▶ [PROBLEM STATEMENT]:
Take the material below and retype it in full; pictures are left out.

[start]

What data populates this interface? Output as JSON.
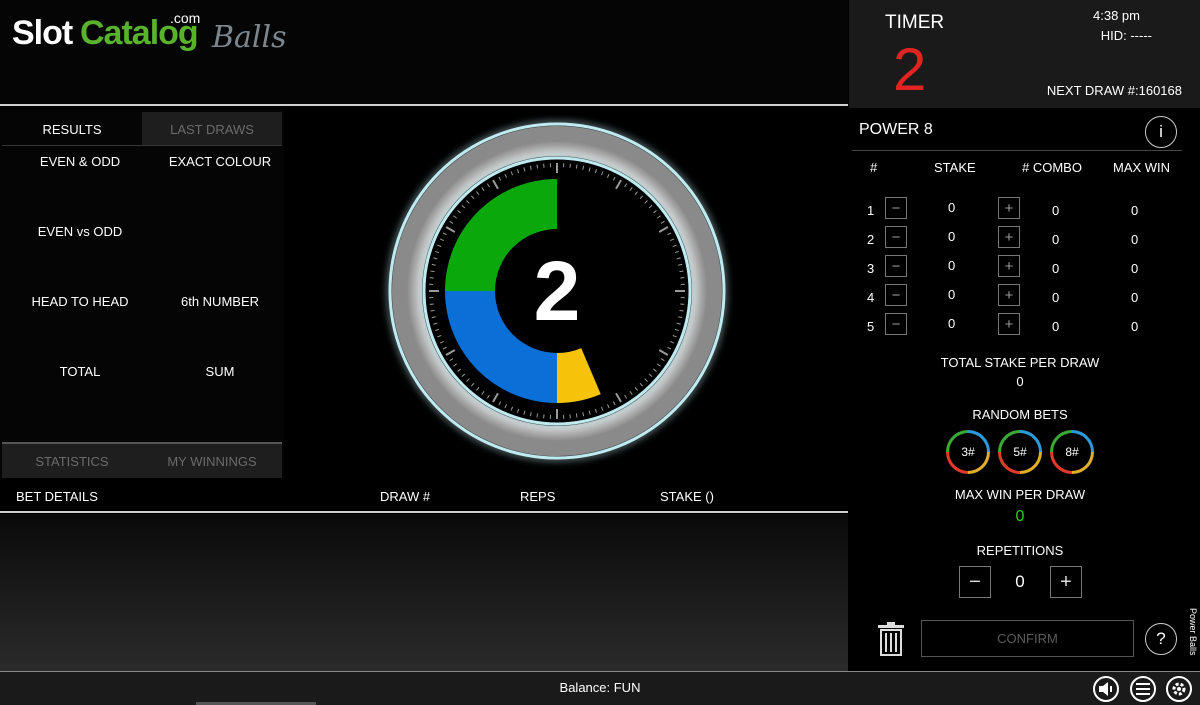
{
  "logo": {
    "part1": "Slot",
    "part2": "Catalog",
    "suffix": ".com",
    "game_script": "Balls"
  },
  "timer": {
    "label": "TIMER",
    "value": "2",
    "clock": "4:38 pm",
    "hid": "HID: -----",
    "next_draw": "NEXT DRAW #:160168"
  },
  "left_tabs": {
    "results": "RESULTS",
    "last_draws": "LAST DRAWS",
    "statistics": "STATISTICS",
    "my_winnings": "MY WINNINGS",
    "items": [
      "EVEN & ODD",
      "EXACT COLOUR",
      "EVEN vs ODD",
      "HEAD TO HEAD",
      "6th NUMBER",
      "TOTAL",
      "SUM"
    ]
  },
  "draw": {
    "countdown": "2",
    "colors": {
      "green": "#0aa80a",
      "blue": "#0a6fd6",
      "yellow": "#f5c40a"
    }
  },
  "bet_details": {
    "title": "BET DETAILS",
    "draw": "DRAW #",
    "reps": "REPS",
    "stake": "STAKE ()"
  },
  "bet_panel": {
    "title": "POWER 8",
    "info": "i",
    "headers": {
      "num": "#",
      "stake": "STAKE",
      "combo": "# COMBO",
      "max_win": "MAX WIN"
    },
    "rows": [
      {
        "n": "1",
        "stake": "0",
        "combo": "0",
        "max_win": "0"
      },
      {
        "n": "2",
        "stake": "0",
        "combo": "0",
        "max_win": "0"
      },
      {
        "n": "3",
        "stake": "0",
        "combo": "0",
        "max_win": "0"
      },
      {
        "n": "4",
        "stake": "0",
        "combo": "0",
        "max_win": "0"
      },
      {
        "n": "5",
        "stake": "0",
        "combo": "0",
        "max_win": "0"
      }
    ],
    "total_stake_label": "TOTAL STAKE PER DRAW",
    "total_stake_value": "0",
    "random_bets_label": "RANDOM BETS",
    "random_bets": [
      "3#",
      "5#",
      "8#"
    ],
    "max_win_label": "MAX WIN PER DRAW",
    "max_win_value": "0",
    "repetitions_label": "REPETITIONS",
    "repetitions_value": "0",
    "confirm": "CONFIRM",
    "help": "?",
    "minus": "−",
    "plus": "+"
  },
  "game_label": "Power Balls",
  "footer": {
    "balance": "Balance: FUN"
  },
  "icons": [
    "sound-icon",
    "menu-icon",
    "settings-icon",
    "trash-icon",
    "info-icon",
    "help-icon"
  ]
}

[end]

▶ [ANSWER TO THIS TASK]:
What data populates this interface? Output as JSON.
{
  "logo": {
    "part1": "Slot",
    "part2": "Catalog",
    "suffix": ".com",
    "game_script": "Balls"
  },
  "timer": {
    "label": "TIMER",
    "value": "2",
    "clock": "4:38 pm",
    "hid": "HID: -----",
    "next_draw": "NEXT DRAW #:160168"
  },
  "left_tabs": {
    "results": "RESULTS",
    "last_draws": "LAST DRAWS",
    "statistics": "STATISTICS",
    "my_winnings": "MY WINNINGS",
    "items": [
      "EVEN & ODD",
      "EXACT COLOUR",
      "EVEN vs ODD",
      "HEAD TO HEAD",
      "6th NUMBER",
      "TOTAL",
      "SUM"
    ]
  },
  "draw": {
    "countdown": "2",
    "colors": {
      "green": "#0aa80a",
      "blue": "#0a6fd6",
      "yellow": "#f5c40a"
    }
  },
  "bet_details": {
    "title": "BET DETAILS",
    "draw": "DRAW #",
    "reps": "REPS",
    "stake": "STAKE ()"
  },
  "bet_panel": {
    "title": "POWER 8",
    "info": "i",
    "headers": {
      "num": "#",
      "stake": "STAKE",
      "combo": "# COMBO",
      "max_win": "MAX WIN"
    },
    "rows": [
      {
        "n": "1",
        "stake": "0",
        "combo": "0",
        "max_win": "0"
      },
      {
        "n": "2",
        "stake": "0",
        "combo": "0",
        "max_win": "0"
      },
      {
        "n": "3",
        "stake": "0",
        "combo": "0",
        "max_win": "0"
      },
      {
        "n": "4",
        "stake": "0",
        "combo": "0",
        "max_win": "0"
      },
      {
        "n": "5",
        "stake": "0",
        "combo": "0",
        "max_win": "0"
      }
    ],
    "total_stake_label": "TOTAL STAKE PER DRAW",
    "total_stake_value": "0",
    "random_bets_label": "RANDOM BETS",
    "random_bets": [
      "3#",
      "5#",
      "8#"
    ],
    "max_win_label": "MAX WIN PER DRAW",
    "max_win_value": "0",
    "repetitions_label": "REPETITIONS",
    "repetitions_value": "0",
    "confirm": "CONFIRM",
    "help": "?",
    "minus": "−",
    "plus": "+"
  },
  "game_label": "Power Balls",
  "footer": {
    "balance": "Balance: FUN"
  },
  "icons": [
    "sound-icon",
    "menu-icon",
    "settings-icon",
    "trash-icon",
    "info-icon",
    "help-icon"
  ]
}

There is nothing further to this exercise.